## Your instructions
Reproduce each line that includes the word "sont".

## Supplied material

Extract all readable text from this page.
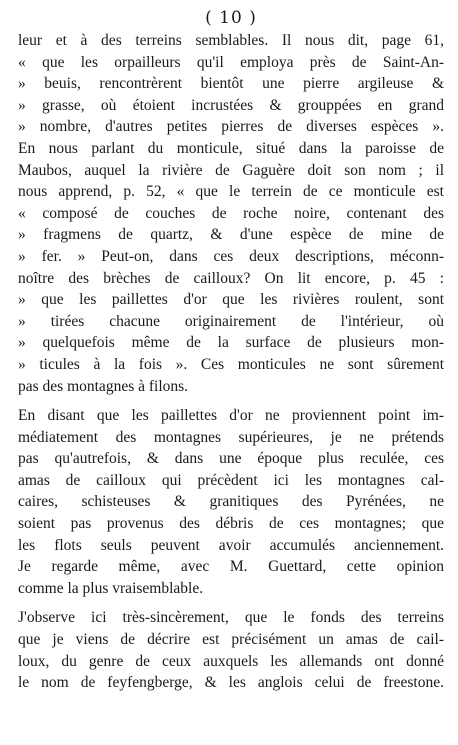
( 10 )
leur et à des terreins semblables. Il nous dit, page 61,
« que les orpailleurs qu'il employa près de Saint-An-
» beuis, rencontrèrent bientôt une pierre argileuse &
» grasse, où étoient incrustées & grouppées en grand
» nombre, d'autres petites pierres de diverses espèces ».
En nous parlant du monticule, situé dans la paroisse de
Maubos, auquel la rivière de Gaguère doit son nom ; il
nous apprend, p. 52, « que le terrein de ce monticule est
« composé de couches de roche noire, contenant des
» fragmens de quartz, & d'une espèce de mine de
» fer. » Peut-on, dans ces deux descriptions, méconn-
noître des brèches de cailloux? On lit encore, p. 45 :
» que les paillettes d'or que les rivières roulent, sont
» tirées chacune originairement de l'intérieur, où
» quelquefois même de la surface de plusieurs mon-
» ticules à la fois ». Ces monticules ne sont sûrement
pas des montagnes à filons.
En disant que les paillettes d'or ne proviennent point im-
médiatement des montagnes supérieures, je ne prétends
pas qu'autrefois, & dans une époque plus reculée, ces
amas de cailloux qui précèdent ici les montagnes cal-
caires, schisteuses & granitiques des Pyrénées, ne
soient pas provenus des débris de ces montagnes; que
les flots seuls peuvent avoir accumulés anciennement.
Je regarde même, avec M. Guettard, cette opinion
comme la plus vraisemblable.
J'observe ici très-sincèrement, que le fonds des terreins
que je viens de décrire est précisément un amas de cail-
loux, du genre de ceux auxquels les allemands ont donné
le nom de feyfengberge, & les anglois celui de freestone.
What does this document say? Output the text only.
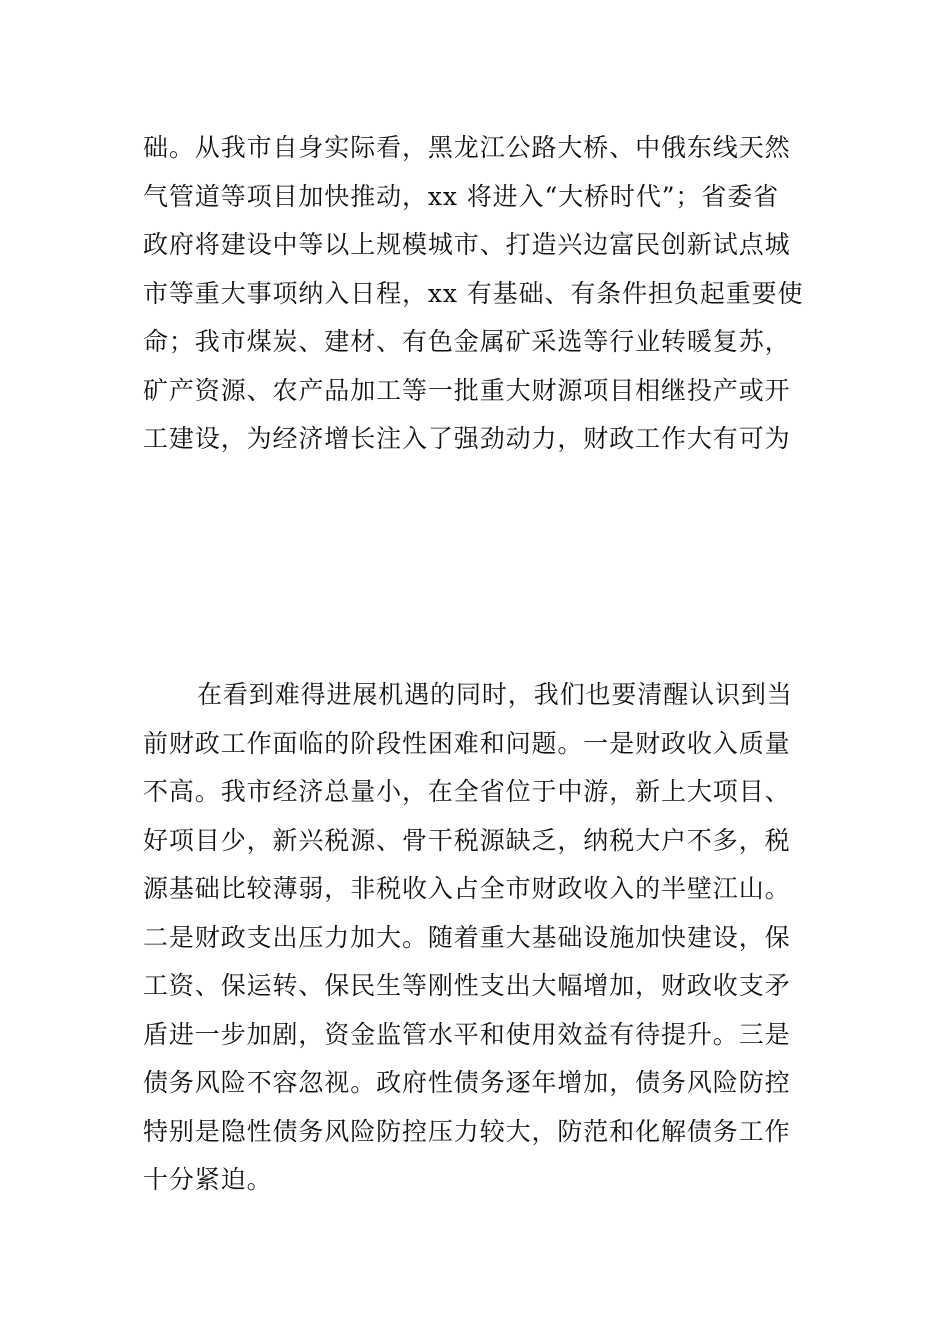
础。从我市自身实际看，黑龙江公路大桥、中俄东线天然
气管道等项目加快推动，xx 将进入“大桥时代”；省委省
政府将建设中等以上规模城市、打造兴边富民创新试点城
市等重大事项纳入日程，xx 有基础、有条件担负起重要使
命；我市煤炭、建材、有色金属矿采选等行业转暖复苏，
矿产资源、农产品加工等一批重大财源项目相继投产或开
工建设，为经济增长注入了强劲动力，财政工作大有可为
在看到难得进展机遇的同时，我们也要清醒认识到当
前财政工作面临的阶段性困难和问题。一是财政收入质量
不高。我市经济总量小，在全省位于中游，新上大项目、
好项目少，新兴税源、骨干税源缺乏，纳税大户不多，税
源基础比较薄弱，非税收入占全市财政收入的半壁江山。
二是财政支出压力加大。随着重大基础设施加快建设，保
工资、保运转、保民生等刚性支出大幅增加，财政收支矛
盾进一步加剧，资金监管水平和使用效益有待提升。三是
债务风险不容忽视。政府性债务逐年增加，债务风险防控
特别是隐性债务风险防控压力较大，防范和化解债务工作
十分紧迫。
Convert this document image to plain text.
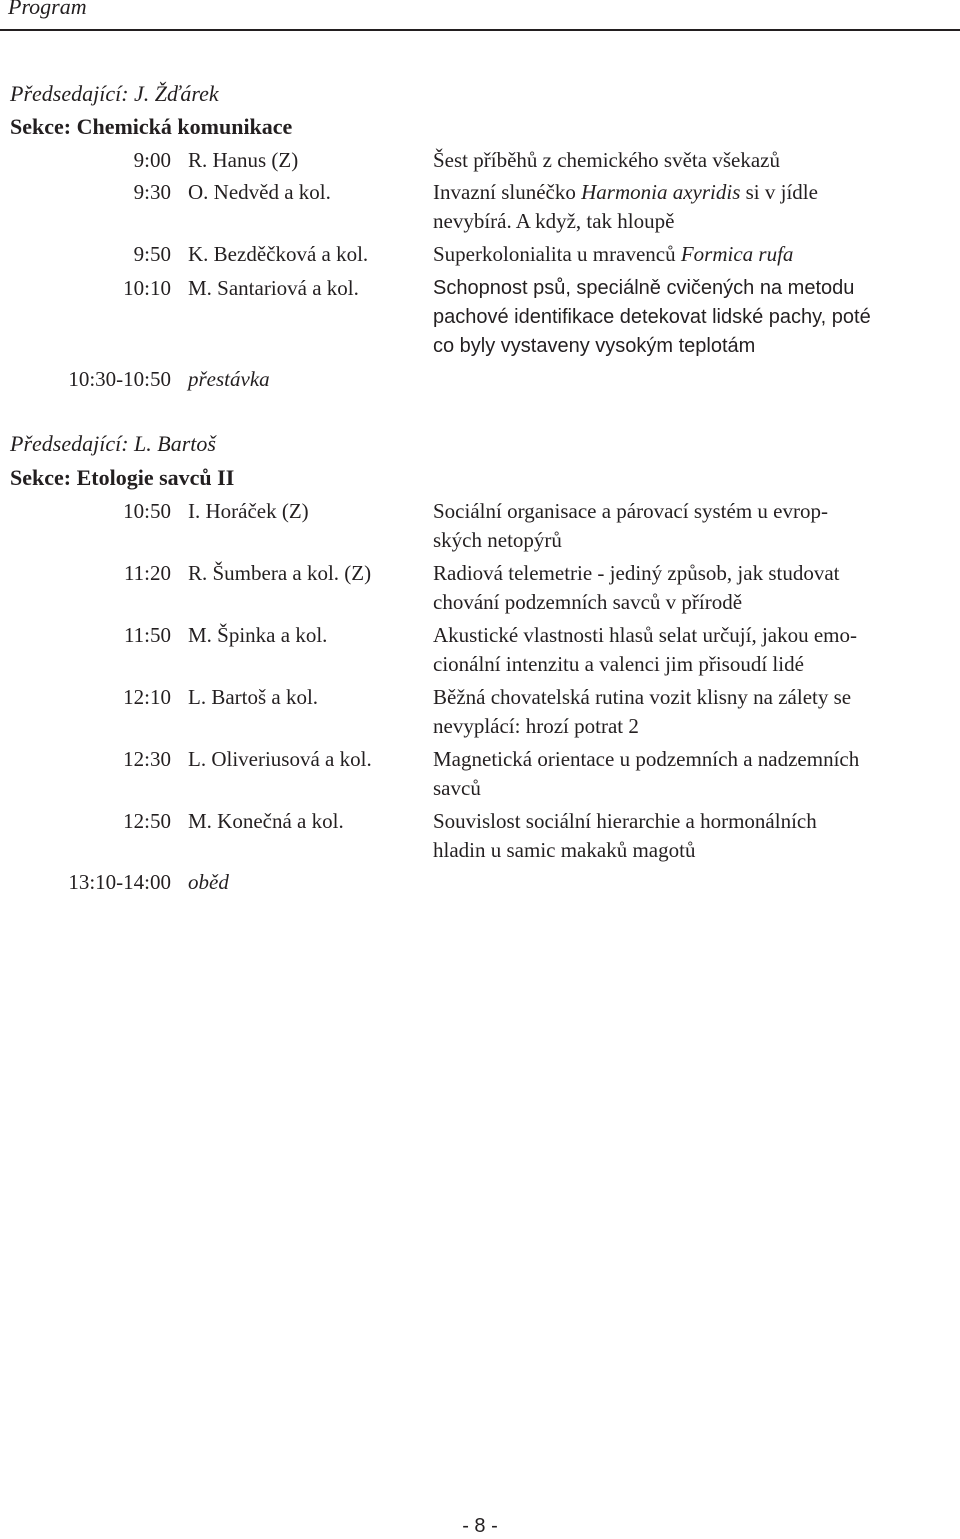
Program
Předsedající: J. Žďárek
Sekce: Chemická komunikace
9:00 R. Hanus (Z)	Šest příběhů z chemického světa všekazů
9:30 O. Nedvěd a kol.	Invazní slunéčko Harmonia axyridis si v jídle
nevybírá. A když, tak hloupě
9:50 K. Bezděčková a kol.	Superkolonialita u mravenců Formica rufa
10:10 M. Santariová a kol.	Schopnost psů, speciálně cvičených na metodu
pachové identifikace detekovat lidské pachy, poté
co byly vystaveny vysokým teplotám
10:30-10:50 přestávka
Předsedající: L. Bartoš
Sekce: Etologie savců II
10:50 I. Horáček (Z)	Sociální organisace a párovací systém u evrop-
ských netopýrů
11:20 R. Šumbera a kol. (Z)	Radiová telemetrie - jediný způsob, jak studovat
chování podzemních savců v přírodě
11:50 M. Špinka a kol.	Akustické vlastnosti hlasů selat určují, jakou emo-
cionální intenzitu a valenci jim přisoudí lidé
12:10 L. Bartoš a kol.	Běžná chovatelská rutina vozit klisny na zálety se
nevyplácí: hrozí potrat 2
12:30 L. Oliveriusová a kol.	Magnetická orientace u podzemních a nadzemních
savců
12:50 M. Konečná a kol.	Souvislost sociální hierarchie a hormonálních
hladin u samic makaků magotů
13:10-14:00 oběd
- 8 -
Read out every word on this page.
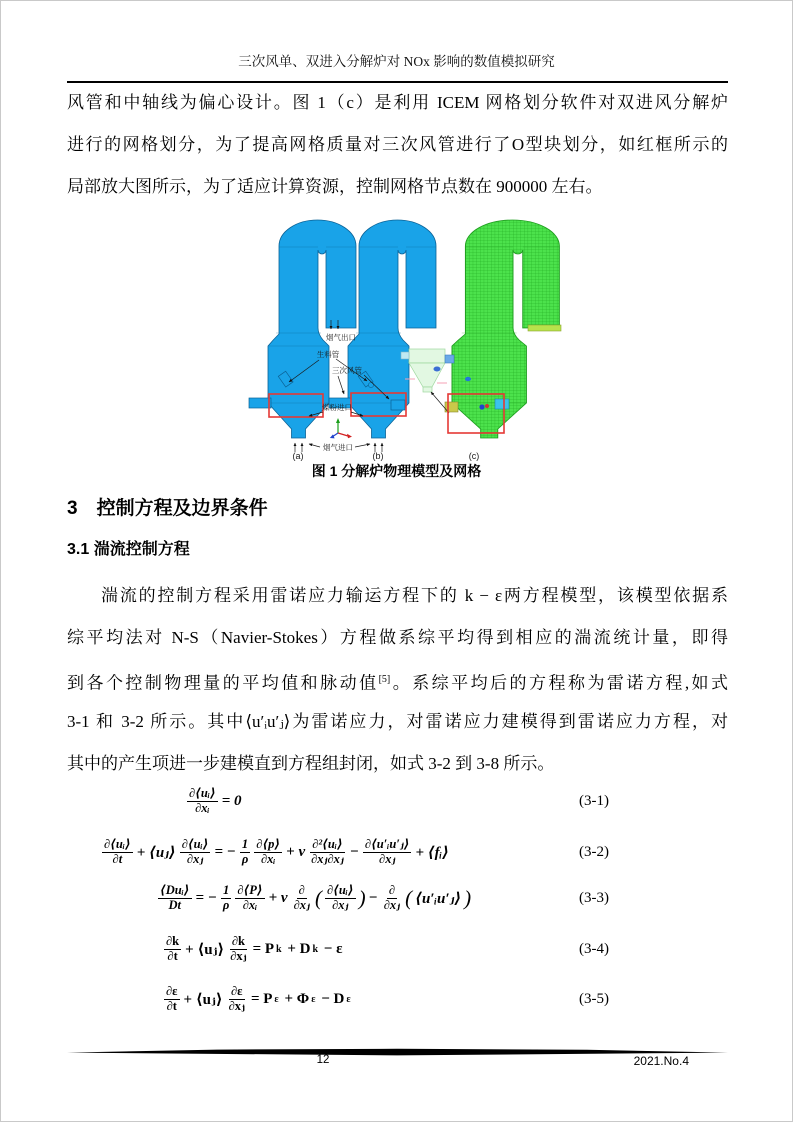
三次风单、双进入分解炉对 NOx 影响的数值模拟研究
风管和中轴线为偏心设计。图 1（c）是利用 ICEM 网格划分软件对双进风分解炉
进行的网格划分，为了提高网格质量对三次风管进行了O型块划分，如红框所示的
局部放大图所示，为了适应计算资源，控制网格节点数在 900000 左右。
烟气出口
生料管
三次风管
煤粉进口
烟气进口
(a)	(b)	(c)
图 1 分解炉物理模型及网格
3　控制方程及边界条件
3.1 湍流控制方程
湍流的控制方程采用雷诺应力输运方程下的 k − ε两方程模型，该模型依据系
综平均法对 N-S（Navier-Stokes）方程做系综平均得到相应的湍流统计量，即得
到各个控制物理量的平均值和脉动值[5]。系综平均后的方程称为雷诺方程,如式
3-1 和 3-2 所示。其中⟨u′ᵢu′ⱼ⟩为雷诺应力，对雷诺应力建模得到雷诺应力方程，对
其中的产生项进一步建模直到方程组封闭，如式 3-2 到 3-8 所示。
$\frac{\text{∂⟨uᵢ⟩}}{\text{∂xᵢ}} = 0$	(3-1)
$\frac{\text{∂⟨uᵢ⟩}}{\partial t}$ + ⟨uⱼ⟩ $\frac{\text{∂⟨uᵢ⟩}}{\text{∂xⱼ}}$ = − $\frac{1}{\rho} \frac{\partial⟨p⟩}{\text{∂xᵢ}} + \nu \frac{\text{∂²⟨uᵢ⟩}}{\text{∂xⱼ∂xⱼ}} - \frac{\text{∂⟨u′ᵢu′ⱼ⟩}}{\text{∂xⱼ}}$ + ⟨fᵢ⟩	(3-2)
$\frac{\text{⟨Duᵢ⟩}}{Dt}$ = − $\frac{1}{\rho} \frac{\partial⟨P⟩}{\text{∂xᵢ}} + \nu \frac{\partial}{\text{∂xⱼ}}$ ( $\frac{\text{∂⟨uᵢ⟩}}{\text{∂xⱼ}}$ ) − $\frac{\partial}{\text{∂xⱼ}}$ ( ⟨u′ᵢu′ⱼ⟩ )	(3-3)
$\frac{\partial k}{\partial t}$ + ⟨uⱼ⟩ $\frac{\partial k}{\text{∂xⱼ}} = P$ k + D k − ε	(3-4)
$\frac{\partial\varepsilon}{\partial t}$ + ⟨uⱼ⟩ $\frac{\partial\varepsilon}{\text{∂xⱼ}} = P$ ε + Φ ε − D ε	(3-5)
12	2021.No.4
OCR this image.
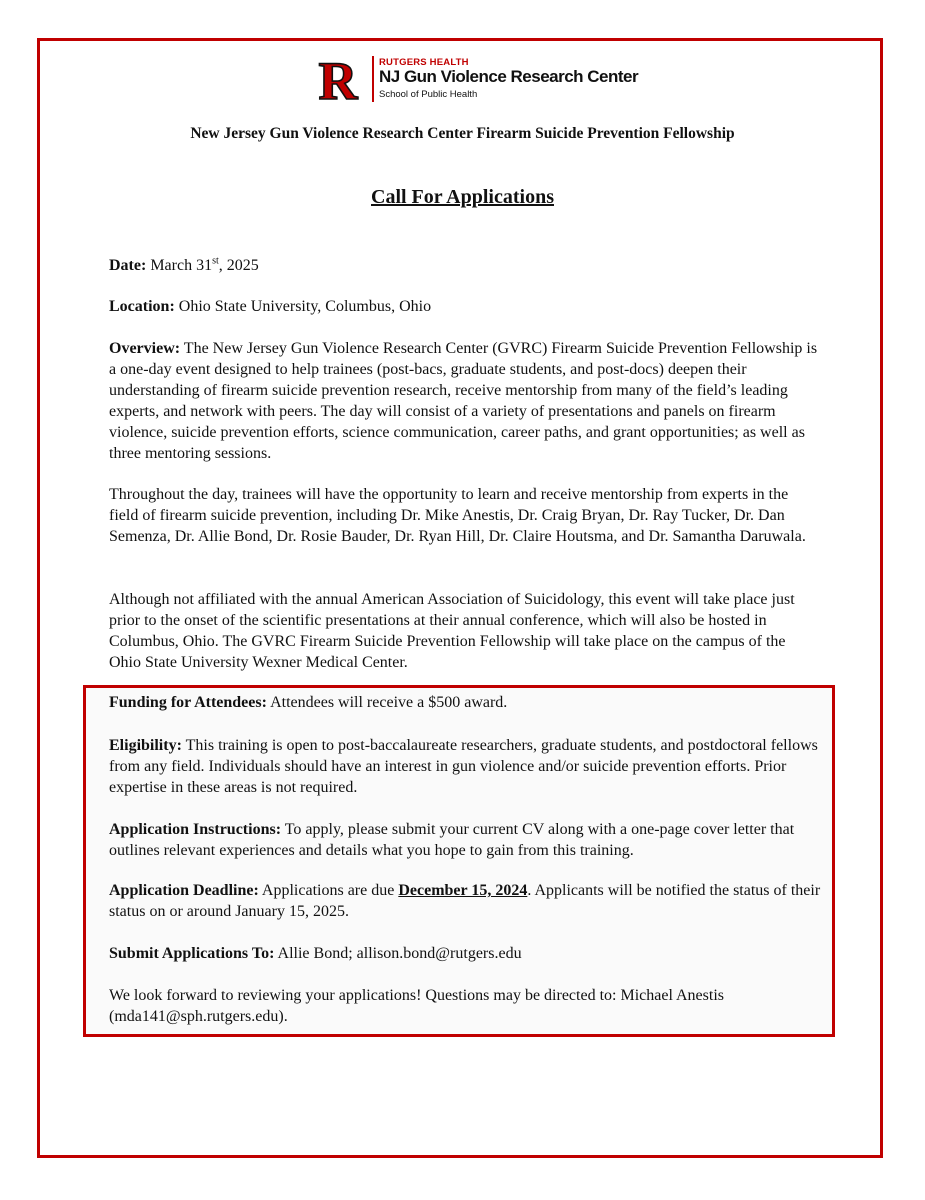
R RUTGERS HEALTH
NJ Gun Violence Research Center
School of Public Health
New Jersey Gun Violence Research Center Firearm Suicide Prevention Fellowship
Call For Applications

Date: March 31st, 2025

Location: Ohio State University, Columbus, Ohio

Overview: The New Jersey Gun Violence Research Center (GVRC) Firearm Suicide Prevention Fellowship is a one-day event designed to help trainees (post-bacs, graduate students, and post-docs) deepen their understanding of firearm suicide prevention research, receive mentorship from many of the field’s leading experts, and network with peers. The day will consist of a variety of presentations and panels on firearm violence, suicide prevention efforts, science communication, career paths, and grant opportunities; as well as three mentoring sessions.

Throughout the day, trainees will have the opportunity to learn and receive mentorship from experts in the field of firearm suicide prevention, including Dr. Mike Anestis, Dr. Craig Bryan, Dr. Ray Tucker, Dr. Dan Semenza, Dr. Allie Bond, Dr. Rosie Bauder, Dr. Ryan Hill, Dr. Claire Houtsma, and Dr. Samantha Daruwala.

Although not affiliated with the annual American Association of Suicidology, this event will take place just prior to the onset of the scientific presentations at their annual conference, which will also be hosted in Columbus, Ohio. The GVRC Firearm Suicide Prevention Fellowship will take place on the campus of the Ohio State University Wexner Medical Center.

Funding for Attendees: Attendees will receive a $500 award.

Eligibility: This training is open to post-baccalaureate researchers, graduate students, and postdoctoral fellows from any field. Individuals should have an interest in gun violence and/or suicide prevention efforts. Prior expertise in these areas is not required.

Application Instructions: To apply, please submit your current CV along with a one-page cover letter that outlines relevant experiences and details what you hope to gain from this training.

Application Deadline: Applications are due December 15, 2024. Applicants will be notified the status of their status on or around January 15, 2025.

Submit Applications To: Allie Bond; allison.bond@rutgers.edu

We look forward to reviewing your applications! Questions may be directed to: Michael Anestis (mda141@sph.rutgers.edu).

## Solution to the exercise
» que les paillettes d'or que les rivières roulent, sont
» ticules à la fois ». Ces monticules ne sont sûrement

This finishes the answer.